_WHAT YOU HAVE TO DO_
Pick out the lines containing "爬行動物".

_PROVIDED DATA_

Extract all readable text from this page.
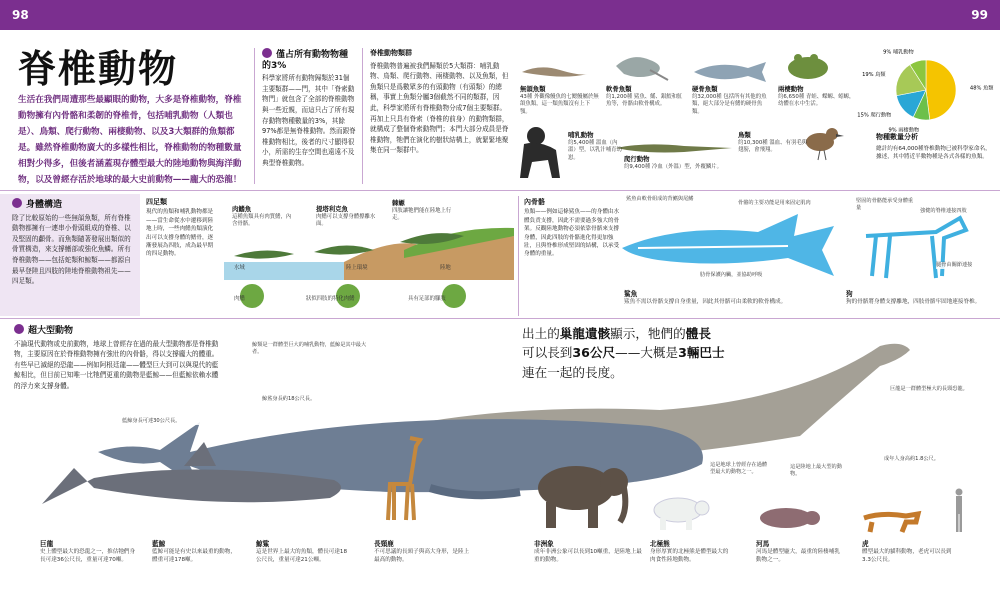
98	99
脊椎動物
生活在我們周遭那些最顯眼的動物，大多是脊椎動物，脊椎動物擁有內骨骼和柔韌的脊椎骨，包括哺乳動物（人類也是）、鳥類、爬行動物、兩棲動物、以及3大類群的魚類都是。雖然脊椎動物廣大的多樣性相比，脊椎動物的物種數量相對少得多，但後者涵蓋現存體型最大的陸地動物與海洋動物，以及曾經存活於地球的最大史前動物——龐大的恐龍！
僅占所有動物物種的3%
科學家將所有動物歸類於31個主要類群——門，其中「脊索動物門」就包含了全部的脊椎動物與一些近親，而這只占了所有現存動物物種數量的3%，其餘97%都是無脊椎動物。然而跟脊椎動物相比，後者的尺寸顯得很小，所需的生存空間也遠遠不及典型脊椎動物。
脊椎動物類群
脊椎動物普遍被我們歸類於5大類群：哺乳動物、鳥類、爬行動物、兩棲動物、以及魚類，但魚類只是爲數眾多的有頭動物（有頭類）的總稱，事實上魚類分屬3個截然不同的類群，因此，科學家將所有脊椎動物分成7個主要類群。再加上只具有脊索（脊椎的前身）的動物類群，就構成了整個脊索動物門；本門大部分成員是脊椎動物，牠們在演化的樹狀結構上，就緊緊地聚集在同一類群中。
無頜魚類
43種 外觀像鰻魚的七鰓鰻屬於無頜魚類，這一類魚類沒有上下顎。
軟骨魚類
約1,200種 鯊魚、鰩、銀鮫和魟魚等，骨骼由軟骨構成。
硬骨魚類
約32,000種 包括所有其他的魚類，絕大部分是有鰭的硬骨魚類。
兩棲動物
約6,650種 青蛙、蠑螈、蚓螈，幼體在水中生活。
哺乳動物
約5,400種 溫血（內溫）型，以乳汁哺育幼崽。	爬行動物
約9,400種 冷血（外溫）型，外覆鱗片。
鳥類
約10,300種 溫血、有羽毛與翅膀，會飛翔。
48% 魚類
9% 兩棲動物
15% 爬行動物
19% 鳥類
9% 哺乳動物
物種數量分析
總計約有64,000種脊椎動物已被科學家命名，據述，其中將近半數物種是各式各樣的魚類。
身體構造
除了比較原始的一些無頜魚類，所有脊椎動物都擁有一連串小骨頭組成的脊椎、以及堅固的顱骨。而魚類隨著發展出類似的骨質構造，來支撐鰭部或強化魚鱗。所有脊椎動物——包括蛇類和鯨類——都源自最早登陸且四肢的陸地脊椎動物祖先——四足類。
四足類
現代的魚類和哺乳動物都是——當生命從水中遷移到陸地上時，一些肉鰭魚類演化出可以支撐身體的鰭骨，逐漸發展為四肢，成為最早期的四足動物。
肉鰭魚
這種魚類具有肉質鰭，內含骨骼。
提塔利克魚
肉鰭可以支撐身體撐離水面。
棘螈
四肢讓牠們能在陸地上行走。
水域	陸上環境	陸地
肉鰭	狀似四肢的特化肉鰭	具有足部的腳肢
內骨骼
魚類——例如這條鯊魚——的身體由水體負責支撐，因此不需要過多強大的骨架。反觀陸地動物必須依靠骨骼來支撐身體，因此四肢的骨骼進化得更加強壯，且與脊椎形成堅固的結構，以承受身體的重量。
鯊魚由軟骨組成的背鰭與尾鰭
骨骼的主要功能是用來固定肌肉
肋骨保護內臟，並協助呼吸
鯊魚
鯊魚不需以骨骼支撐自身重量，因此其骨骼可由柔軟的軟骨構成。
堅固的骨骼能承受身體重量	強健的脊椎連接四肢
腿骨由關節連接
狗
狗的骨骼將身體支撐離地，四肢骨骼牢固地連接脊椎。
超大型動物
不論現代動物或史前動物，地球上曾經存在過的最大型動物都是脊椎動物，主要原因在於脊椎動物擁有強壯的內骨骼，得以支撐龐大的體重。有些早已滅絕的恐龍——例如阿根廷龍——體型巨大到可以與現代的藍鯨相比，但目前已知唯一比牠們更重的動物是藍鯨——但藍鯨依賴水體的浮力來支撐身體。
出土的巢龍遺骸顯示，牠們的體長
可以長到36公尺——大概是3輛巴士
連在一起的長度。
鯨類是一群體型巨大的哺乳動物，藍鯨是其中最大者。
藍鯨身長可達30公尺長。
鯨鯊身長約18公尺長。
巨龍是一群體型極大的長頸恐龍。
這是地球上曾經存在過體型最大的動物之一。
這是陸地上最大型的動物。
成年人身高約1.8公尺。
巨龍
史上體型最大的恐龍之一，推估牠們身長可達36公尺長，重量可達70噸。
藍鯨
藍鯨可能是有史以來最重的動物，體重可達178噸。
鯨鯊
這是世界上最大的魚類，體長可達18公尺長，重量可達21公噸。
長頸鹿
不可思議的長頸子與高大身形，是陸上最高的動物。
非洲象
成年非洲公象可以長到10噸重，是陸地上最重的動物。
北極熊
身形厚實的北極熊是體型最大的肉食性陸地動物。
河馬
河馬是體型龐大，最重的陸棲哺乳動物之一。
虎
體型最大的貓科動物，老虎可以長到3.3公尺長。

_THE REPLY_
生活在我們周遭那些最顯眼的動物，大多是脊椎動物，脊椎動物擁有內骨骼和柔韌的脊椎骨，包括哺乳動物（人類也是）、鳥類、爬行動物、兩棲動物、以及3大類群的魚類都是。雖然脊椎動物廣大的多樣性相比，脊椎動物的物種數量相對少得多，但後者涵蓋現存體型最大的陸地動物與海洋動物，以及曾經存活於地球的最大史前動物——龐大的恐龍！
脊椎動物普遍被我們歸類於5大類群：哺乳動物、鳥類、爬行動物、兩棲動物、以及魚類，但魚類只是爲數眾多的有頭動物（有頭類）的總稱，事實上魚類分屬3個截然不同的類群，因此，科學家將所有脊椎動物分成7個主要類群。再加上只具有脊索（脊椎的前身）的動物類群，就構成了整個脊索動物門；本門大部分成員是脊椎動物，牠們在演化的樹狀結構上，就緊緊地聚集在同一類群中。
約5,400種 溫血（內溫）型，以乳汁哺育幼崽。	爬行動物
15% 爬行動物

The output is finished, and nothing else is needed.